Start of Record set

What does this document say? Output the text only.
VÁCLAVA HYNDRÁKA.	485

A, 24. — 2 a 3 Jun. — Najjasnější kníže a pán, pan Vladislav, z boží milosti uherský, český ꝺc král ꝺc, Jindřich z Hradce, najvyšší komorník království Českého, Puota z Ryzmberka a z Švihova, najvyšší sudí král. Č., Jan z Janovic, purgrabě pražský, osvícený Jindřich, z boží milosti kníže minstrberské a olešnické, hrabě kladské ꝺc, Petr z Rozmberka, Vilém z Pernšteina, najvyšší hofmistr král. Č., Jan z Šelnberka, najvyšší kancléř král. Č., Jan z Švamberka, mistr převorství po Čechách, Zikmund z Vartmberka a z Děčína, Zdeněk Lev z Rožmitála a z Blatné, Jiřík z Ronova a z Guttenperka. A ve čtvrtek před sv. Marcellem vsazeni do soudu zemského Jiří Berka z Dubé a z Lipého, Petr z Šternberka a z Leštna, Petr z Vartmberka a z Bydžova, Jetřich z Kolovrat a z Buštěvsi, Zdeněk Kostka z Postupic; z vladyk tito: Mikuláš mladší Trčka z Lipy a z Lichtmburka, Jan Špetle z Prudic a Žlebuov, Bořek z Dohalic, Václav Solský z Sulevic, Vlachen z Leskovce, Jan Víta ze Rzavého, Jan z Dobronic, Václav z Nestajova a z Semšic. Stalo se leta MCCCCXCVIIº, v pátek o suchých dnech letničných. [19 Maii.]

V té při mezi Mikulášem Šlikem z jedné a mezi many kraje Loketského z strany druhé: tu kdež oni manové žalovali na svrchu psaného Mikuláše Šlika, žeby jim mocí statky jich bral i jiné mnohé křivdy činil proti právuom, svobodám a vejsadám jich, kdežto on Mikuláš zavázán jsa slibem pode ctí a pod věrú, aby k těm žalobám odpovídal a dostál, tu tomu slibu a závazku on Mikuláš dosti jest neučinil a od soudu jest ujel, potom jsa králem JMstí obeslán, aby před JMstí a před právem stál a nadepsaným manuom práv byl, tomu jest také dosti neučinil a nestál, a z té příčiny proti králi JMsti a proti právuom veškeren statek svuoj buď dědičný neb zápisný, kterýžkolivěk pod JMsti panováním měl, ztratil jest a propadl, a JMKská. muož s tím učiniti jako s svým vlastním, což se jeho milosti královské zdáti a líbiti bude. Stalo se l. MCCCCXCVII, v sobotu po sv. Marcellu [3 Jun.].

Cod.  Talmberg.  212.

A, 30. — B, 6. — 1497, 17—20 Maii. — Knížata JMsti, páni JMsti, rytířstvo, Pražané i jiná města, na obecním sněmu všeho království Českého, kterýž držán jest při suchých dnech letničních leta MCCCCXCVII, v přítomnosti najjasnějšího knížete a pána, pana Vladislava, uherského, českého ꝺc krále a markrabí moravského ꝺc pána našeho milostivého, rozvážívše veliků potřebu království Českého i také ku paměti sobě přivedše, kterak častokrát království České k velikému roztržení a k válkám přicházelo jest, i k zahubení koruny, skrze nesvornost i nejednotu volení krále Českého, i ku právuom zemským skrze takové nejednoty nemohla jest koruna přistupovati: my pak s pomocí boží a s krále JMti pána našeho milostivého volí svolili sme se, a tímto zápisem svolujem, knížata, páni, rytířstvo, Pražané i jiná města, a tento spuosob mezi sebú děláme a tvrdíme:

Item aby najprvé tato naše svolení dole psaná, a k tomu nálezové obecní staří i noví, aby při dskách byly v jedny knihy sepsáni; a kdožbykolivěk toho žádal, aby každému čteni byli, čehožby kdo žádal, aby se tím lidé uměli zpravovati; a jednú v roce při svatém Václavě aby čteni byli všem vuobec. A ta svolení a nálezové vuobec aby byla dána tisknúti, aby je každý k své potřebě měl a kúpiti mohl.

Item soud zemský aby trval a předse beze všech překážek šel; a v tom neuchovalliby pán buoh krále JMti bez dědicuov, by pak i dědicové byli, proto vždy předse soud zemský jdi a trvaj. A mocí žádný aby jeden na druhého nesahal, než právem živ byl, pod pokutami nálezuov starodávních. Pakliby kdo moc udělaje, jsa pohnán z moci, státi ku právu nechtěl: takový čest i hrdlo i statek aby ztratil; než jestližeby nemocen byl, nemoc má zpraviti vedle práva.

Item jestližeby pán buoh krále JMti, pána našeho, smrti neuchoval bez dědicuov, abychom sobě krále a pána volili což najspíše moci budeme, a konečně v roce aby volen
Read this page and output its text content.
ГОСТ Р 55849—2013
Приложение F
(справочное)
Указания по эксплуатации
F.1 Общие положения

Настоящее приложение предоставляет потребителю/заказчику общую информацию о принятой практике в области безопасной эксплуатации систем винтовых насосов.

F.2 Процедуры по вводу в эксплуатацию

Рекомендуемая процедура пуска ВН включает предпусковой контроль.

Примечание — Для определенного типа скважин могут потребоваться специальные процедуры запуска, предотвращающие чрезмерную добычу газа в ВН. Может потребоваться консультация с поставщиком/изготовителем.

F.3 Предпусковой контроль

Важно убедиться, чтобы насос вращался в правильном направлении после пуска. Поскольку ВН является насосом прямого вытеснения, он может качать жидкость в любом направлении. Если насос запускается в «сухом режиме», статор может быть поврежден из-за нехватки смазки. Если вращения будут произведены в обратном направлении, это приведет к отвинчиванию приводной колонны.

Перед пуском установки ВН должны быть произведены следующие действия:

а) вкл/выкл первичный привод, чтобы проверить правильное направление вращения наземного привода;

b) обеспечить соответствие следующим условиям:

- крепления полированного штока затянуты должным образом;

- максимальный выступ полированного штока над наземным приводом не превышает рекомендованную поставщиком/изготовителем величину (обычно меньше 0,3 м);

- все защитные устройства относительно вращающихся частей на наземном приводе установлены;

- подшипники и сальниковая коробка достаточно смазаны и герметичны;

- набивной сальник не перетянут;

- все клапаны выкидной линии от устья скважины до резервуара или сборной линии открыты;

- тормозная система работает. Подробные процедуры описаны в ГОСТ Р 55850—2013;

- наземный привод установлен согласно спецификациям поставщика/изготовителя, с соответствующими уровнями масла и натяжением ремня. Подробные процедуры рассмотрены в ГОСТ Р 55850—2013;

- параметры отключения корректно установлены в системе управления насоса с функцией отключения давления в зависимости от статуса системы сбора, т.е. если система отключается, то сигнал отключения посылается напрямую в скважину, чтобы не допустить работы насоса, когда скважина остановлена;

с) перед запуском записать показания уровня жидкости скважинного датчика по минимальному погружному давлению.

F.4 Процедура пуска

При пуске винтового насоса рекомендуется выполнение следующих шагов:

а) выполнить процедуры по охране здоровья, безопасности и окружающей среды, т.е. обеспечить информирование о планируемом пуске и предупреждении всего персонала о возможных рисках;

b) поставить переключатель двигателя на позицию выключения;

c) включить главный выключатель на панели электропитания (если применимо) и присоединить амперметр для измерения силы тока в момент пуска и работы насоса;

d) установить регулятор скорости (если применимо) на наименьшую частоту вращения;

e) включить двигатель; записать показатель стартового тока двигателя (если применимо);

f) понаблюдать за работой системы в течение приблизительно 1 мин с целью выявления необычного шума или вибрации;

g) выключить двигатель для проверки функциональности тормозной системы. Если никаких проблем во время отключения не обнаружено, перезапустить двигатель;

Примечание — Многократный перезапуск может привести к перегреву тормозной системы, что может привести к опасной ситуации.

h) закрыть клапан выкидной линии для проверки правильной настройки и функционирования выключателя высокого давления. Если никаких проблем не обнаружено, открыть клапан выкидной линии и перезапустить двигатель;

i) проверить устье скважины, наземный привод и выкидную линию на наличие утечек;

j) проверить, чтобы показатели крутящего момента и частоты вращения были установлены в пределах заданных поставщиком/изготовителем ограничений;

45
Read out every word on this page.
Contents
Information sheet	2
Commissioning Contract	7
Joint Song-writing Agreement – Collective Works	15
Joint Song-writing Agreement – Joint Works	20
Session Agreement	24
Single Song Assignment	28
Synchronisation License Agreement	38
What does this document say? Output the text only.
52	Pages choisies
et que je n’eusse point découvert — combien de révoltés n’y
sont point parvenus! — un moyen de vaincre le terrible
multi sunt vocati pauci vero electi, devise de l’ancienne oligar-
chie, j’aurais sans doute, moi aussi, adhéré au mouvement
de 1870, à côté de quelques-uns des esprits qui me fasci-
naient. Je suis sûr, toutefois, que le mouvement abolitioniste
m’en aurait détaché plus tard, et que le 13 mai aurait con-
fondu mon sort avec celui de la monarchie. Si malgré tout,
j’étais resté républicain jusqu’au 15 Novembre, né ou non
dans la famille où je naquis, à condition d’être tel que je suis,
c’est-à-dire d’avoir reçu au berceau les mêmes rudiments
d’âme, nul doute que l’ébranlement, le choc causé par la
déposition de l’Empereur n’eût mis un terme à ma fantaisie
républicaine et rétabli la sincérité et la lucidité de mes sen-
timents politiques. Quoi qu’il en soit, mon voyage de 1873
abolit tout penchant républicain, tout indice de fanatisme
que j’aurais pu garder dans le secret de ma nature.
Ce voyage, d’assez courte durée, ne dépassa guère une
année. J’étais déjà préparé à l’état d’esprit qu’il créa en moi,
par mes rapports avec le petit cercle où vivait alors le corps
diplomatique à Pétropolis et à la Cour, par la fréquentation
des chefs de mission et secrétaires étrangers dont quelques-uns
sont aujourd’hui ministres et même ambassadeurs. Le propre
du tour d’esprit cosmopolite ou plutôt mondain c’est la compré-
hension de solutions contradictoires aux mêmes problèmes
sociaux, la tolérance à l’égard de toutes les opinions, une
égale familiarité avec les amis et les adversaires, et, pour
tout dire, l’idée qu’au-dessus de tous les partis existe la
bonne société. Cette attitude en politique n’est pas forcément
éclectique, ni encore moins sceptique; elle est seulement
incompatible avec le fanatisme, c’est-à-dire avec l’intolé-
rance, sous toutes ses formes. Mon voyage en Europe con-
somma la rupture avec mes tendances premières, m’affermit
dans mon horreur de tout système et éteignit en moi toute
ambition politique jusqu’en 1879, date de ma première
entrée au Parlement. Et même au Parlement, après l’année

End of Record set

Gather all the lines that include the word "контроль" and copy them out.

● Written answer:
Рекомендуемая процедура пуска ВН включает предпусковой контроль.
F.3 Предпусковой контроль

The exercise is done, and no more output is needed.